Requirement
Write out every record in full, exactly as written, please.

## start Recorded data

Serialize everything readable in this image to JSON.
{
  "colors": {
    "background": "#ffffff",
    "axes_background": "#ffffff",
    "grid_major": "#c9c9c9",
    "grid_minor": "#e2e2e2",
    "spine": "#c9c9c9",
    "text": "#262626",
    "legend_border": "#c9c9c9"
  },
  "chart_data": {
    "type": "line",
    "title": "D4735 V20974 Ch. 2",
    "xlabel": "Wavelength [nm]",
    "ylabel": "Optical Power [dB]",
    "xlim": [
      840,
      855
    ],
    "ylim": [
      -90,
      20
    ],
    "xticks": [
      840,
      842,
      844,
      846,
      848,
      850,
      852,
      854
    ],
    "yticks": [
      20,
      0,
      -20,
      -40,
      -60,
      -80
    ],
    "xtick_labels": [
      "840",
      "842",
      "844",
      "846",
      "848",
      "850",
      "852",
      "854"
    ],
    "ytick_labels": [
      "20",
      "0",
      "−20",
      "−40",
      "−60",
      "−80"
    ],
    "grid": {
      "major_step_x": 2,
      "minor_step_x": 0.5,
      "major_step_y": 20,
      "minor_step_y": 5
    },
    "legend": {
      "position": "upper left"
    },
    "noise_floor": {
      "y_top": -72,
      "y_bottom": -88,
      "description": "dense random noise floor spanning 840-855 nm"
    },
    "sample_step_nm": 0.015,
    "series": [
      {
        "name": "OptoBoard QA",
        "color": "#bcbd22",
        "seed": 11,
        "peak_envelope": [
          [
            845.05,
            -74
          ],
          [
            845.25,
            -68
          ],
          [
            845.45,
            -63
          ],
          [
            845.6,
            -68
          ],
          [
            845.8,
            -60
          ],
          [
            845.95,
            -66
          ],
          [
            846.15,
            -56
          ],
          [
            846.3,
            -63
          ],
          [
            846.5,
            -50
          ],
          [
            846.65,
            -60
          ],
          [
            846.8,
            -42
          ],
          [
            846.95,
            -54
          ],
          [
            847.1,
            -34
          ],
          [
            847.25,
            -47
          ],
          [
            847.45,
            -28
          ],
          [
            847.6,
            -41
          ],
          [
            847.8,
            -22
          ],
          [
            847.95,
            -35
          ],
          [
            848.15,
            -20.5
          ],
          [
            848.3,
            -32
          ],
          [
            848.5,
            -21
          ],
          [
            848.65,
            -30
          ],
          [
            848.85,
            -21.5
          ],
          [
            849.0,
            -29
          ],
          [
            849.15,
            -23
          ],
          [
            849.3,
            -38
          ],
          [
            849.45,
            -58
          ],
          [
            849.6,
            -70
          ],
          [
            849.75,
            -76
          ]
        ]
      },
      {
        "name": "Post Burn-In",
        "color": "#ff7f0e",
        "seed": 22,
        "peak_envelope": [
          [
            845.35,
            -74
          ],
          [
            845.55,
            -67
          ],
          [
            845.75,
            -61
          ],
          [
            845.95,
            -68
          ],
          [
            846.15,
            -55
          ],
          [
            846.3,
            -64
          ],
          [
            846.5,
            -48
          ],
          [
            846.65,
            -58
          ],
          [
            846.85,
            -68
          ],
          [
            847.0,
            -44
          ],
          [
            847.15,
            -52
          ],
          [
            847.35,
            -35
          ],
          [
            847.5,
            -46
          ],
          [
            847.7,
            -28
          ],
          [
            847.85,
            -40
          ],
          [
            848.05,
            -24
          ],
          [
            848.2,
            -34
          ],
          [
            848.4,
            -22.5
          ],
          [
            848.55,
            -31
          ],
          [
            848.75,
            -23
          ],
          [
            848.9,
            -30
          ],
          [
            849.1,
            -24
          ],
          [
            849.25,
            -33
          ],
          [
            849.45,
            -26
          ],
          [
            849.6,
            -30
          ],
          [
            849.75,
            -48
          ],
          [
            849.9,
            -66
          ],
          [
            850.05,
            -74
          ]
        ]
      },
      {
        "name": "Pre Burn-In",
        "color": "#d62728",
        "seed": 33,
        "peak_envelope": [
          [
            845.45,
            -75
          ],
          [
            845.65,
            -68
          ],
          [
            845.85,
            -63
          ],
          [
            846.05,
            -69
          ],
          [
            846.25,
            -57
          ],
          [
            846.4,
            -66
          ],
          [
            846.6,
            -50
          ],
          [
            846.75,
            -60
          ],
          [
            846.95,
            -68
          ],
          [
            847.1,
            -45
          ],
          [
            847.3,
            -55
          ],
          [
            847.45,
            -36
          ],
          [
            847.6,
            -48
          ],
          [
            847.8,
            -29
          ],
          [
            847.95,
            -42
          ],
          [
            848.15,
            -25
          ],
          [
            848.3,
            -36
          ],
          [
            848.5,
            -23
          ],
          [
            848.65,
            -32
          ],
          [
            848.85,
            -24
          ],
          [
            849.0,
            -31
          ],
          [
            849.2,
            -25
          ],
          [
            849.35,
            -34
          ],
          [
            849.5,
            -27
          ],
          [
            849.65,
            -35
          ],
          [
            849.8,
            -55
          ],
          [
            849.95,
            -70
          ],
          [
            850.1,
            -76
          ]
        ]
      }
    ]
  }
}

## end Recorded data

Full response
Serialize everything readable in this image to JSON.
{
  "colors": {
    "background": "#ffffff",
    "axes_background": "#ffffff",
    "grid_major": "#c9c9c9",
    "grid_minor": "#e2e2e2",
    "spine": "#c9c9c9",
    "text": "#262626",
    "legend_border": "#c9c9c9"
  },
  "chart_data": {
    "type": "line",
    "title": "D4735 V20974 Ch. 2",
    "xlabel": "Wavelength [nm]",
    "ylabel": "Optical Power [dB]",
    "xlim": [
      840,
      855
    ],
    "ylim": [
      -90,
      20
    ],
    "xticks": [
      840,
      842,
      844,
      846,
      848,
      850,
      852,
      854
    ],
    "yticks": [
      20,
      0,
      -20,
      -40,
      -60,
      -80
    ],
    "xtick_labels": [
      "840",
      "842",
      "844",
      "846",
      "848",
      "850",
      "852",
      "854"
    ],
    "ytick_labels": [
      "20",
      "0",
      "−20",
      "−40",
      "−60",
      "−80"
    ],
    "grid": {
      "major_step_x": 2,
      "minor_step_x": 0.5,
      "major_step_y": 20,
      "minor_step_y": 5
    },
    "legend": {
      "position": "upper left"
    },
    "noise_floor": {
      "y_top": -72,
      "y_bottom": -88,
      "description": "dense random noise floor spanning 840-855 nm"
    },
    "sample_step_nm": 0.015,
    "series": [
      {
        "name": "OptoBoard QA",
        "color": "#bcbd22",
        "seed": 11,
        "peak_envelope": [
          [
            845.05,
            -74
          ],
          [
            845.25,
            -68
          ],
          [
            845.45,
            -63
          ],
          [
            845.6,
            -68
          ],
          [
            845.8,
            -60
          ],
          [
            845.95,
            -66
          ],
          [
            846.15,
            -56
          ],
          [
            846.3,
            -63
          ],
          [
            846.5,
            -50
          ],
          [
            846.65,
            -60
          ],
          [
            846.8,
            -42
          ],
          [
            846.95,
            -54
          ],
          [
            847.1,
            -34
          ],
          [
            847.25,
            -47
          ],
          [
            847.45,
            -28
          ],
          [
            847.6,
            -41
          ],
          [
            847.8,
            -22
          ],
          [
            847.95,
            -35
          ],
          [
            848.15,
            -20.5
          ],
          [
            848.3,
            -32
          ],
          [
            848.5,
            -21
          ],
          [
            848.65,
            -30
          ],
          [
            848.85,
            -21.5
          ],
          [
            849.0,
            -29
          ],
          [
            849.15,
            -23
          ],
          [
            849.3,
            -38
          ],
          [
            849.45,
            -58
          ],
          [
            849.6,
            -70
          ],
          [
            849.75,
            -76
          ]
        ]
      },
      {
        "name": "Post Burn-In",
        "color": "#ff7f0e",
        "seed": 22,
        "peak_envelope": [
          [
            845.35,
            -74
          ],
          [
            845.55,
            -67
          ],
          [
            845.75,
            -61
          ],
          [
            845.95,
            -68
          ],
          [
            846.15,
            -55
          ],
          [
            846.3,
            -64
          ],
          [
            846.5,
            -48
          ],
          [
            846.65,
            -58
          ],
          [
            846.85,
            -68
          ],
          [
            847.0,
            -44
          ],
          [
            847.15,
            -52
          ],
          [
            847.35,
            -35
          ],
          [
            847.5,
            -46
          ],
          [
            847.7,
            -28
          ],
          [
            847.85,
            -40
          ],
          [
            848.05,
            -24
          ],
          [
            848.2,
            -34
          ],
          [
            848.4,
            -22.5
          ],
          [
            848.55,
            -31
          ],
          [
            848.75,
            -23
          ],
          [
            848.9,
            -30
          ],
          [
            849.1,
            -24
          ],
          [
            849.25,
            -33
          ],
          [
            849.45,
            -26
          ],
          [
            849.6,
            -30
          ],
          [
            849.75,
            -48
          ],
          [
            849.9,
            -66
          ],
          [
            850.05,
            -74
          ]
        ]
      },
      {
        "name": "Pre Burn-In",
        "color": "#d62728",
        "seed": 33,
        "peak_envelope": [
          [
            845.45,
            -75
          ],
          [
            845.65,
            -68
          ],
          [
            845.85,
            -63
          ],
          [
            846.05,
            -69
          ],
          [
            846.25,
            -57
          ],
          [
            846.4,
            -66
          ],
          [
            846.6,
            -50
          ],
          [
            846.75,
            -60
          ],
          [
            846.95,
            -68
          ],
          [
            847.1,
            -45
          ],
          [
            847.3,
            -55
          ],
          [
            847.45,
            -36
          ],
          [
            847.6,
            -48
          ],
          [
            847.8,
            -29
          ],
          [
            847.95,
            -42
          ],
          [
            848.15,
            -25
          ],
          [
            848.3,
            -36
          ],
          [
            848.5,
            -23
          ],
          [
            848.65,
            -32
          ],
          [
            848.85,
            -24
          ],
          [
            849.0,
            -31
          ],
          [
            849.2,
            -25
          ],
          [
            849.35,
            -34
          ],
          [
            849.5,
            -27
          ],
          [
            849.65,
            -35
          ],
          [
            849.8,
            -55
          ],
          [
            849.95,
            -70
          ],
          [
            850.1,
            -76
          ]
        ]
      }
    ]
  }
}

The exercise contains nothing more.